Dataset items:
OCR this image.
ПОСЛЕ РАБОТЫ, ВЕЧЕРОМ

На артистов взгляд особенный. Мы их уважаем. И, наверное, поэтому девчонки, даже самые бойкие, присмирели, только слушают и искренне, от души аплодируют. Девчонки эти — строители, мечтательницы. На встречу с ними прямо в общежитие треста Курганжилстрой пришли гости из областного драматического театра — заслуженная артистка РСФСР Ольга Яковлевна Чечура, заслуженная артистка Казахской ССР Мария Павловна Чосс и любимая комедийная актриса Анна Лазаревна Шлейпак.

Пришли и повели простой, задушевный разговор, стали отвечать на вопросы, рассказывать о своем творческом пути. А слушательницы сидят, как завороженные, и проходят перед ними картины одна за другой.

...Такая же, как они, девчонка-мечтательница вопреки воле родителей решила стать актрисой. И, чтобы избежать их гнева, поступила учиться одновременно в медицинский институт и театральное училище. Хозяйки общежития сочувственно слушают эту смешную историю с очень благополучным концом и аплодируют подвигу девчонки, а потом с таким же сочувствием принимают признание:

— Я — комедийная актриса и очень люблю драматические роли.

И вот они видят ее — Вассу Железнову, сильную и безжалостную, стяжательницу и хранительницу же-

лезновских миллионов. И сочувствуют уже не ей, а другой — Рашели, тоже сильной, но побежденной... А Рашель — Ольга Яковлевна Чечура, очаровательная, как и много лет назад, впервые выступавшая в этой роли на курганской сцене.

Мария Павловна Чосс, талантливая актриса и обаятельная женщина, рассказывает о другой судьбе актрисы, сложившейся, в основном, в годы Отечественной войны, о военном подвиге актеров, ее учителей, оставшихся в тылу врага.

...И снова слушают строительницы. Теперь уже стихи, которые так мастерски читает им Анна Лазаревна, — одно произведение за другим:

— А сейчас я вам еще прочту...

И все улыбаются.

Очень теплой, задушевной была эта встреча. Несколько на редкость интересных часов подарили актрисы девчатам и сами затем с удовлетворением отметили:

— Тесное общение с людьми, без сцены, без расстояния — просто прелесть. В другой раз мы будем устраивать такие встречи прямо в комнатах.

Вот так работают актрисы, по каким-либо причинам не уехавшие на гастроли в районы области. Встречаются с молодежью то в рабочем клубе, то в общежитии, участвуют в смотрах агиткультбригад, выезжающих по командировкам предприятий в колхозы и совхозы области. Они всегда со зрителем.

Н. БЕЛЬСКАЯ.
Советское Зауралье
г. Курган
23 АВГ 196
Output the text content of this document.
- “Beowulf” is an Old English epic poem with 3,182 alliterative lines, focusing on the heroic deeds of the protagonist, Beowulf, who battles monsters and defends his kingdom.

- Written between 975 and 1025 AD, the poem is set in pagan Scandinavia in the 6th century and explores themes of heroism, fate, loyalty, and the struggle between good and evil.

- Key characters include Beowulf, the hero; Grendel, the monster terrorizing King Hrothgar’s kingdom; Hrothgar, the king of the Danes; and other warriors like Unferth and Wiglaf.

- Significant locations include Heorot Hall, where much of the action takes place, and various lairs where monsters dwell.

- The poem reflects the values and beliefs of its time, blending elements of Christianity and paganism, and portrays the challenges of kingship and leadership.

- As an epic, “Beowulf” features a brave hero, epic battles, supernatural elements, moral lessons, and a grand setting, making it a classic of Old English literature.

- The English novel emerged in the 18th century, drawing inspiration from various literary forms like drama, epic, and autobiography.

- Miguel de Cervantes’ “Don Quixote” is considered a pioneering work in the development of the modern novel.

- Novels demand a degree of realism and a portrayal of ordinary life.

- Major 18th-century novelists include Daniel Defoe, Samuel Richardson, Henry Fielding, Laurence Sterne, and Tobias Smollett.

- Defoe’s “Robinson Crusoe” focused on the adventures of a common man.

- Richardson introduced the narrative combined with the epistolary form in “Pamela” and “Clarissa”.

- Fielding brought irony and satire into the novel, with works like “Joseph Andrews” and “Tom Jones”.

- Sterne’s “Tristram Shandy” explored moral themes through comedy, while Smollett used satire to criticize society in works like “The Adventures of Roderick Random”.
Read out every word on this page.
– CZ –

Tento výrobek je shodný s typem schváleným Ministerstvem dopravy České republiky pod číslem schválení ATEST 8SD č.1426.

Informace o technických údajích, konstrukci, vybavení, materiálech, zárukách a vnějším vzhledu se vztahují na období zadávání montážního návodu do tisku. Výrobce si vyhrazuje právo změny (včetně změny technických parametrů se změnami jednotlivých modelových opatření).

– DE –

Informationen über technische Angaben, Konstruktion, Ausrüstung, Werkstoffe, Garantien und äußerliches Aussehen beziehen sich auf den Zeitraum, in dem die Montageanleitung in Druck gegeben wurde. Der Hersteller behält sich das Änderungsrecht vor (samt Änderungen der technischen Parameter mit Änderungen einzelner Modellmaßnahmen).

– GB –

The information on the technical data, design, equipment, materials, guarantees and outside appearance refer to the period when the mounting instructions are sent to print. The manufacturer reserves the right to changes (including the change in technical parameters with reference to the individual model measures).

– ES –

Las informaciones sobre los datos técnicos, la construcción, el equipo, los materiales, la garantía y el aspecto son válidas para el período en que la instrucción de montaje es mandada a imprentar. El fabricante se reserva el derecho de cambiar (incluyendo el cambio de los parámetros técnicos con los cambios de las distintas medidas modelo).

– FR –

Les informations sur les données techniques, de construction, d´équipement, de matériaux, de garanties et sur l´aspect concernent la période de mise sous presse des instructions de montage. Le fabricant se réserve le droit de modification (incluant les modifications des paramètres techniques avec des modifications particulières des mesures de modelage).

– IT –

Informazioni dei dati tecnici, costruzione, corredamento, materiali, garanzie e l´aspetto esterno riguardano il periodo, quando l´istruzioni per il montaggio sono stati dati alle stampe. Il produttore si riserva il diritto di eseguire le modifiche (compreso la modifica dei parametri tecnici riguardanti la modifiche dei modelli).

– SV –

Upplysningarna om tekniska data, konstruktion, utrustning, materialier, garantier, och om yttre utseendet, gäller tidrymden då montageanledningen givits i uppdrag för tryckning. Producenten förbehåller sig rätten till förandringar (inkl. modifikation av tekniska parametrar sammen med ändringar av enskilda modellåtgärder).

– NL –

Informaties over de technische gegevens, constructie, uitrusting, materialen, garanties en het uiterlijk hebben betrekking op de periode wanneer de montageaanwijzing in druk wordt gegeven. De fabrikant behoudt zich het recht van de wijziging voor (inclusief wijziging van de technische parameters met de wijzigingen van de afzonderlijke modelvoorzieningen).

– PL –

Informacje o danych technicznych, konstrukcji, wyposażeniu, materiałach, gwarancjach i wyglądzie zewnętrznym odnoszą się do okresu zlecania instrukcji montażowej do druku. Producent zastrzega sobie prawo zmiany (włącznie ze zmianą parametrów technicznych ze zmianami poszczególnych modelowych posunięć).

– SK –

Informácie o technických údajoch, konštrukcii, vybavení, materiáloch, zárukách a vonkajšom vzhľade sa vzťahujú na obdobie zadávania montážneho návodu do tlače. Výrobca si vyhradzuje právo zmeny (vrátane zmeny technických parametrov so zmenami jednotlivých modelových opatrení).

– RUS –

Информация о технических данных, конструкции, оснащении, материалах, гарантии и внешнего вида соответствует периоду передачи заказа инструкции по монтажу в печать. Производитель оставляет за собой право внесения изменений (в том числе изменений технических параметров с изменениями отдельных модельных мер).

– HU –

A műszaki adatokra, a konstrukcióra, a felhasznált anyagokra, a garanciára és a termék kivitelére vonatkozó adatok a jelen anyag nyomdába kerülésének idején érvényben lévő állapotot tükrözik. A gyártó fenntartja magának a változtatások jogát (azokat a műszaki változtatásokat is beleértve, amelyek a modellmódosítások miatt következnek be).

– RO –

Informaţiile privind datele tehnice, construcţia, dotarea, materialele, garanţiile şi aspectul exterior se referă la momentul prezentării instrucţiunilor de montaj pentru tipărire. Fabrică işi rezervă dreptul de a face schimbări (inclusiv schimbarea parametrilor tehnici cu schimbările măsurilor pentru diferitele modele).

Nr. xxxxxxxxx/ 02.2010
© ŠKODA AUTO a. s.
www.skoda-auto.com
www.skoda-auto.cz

* Objective *
Every line that holds the word "Richardson" should be extracted.

* Exercise response *
- Major 18th-century novelists include Daniel Defoe, Samuel Richardson, Henry Fielding, Laurence Sterne, and Tobias Smollett.
- Richardson introduced the narrative combined with the epistolary form in “Pamela” and “Clarissa”.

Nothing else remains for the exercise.